» **What is required**
Below are entries. Pull out all lines containing "Search".

_ _ _ _

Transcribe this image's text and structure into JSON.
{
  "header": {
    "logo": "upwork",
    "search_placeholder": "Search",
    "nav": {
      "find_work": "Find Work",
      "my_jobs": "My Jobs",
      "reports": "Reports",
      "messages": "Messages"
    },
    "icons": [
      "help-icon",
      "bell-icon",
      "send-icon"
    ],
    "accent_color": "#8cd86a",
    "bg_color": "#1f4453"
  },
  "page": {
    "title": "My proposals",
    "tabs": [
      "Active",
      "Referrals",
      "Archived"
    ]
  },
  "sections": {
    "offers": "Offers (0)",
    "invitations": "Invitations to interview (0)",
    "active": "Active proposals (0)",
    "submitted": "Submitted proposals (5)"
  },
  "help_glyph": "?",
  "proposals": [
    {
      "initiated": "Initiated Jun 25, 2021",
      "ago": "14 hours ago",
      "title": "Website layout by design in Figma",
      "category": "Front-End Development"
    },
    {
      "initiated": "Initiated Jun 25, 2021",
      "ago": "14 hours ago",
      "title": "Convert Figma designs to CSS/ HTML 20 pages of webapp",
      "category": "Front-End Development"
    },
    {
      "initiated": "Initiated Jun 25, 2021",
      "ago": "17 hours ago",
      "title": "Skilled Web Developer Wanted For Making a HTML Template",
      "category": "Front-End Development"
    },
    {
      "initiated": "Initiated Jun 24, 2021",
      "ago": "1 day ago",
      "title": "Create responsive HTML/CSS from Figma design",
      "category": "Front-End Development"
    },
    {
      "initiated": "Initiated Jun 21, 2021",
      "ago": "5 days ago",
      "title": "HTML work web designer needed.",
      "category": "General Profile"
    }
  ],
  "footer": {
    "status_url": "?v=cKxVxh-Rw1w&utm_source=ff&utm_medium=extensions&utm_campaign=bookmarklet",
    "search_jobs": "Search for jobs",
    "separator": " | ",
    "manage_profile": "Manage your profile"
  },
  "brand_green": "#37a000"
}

_ _ _ _

» **The reply**
    "search_placeholder": "Search",
    "search_jobs": "Search for jobs",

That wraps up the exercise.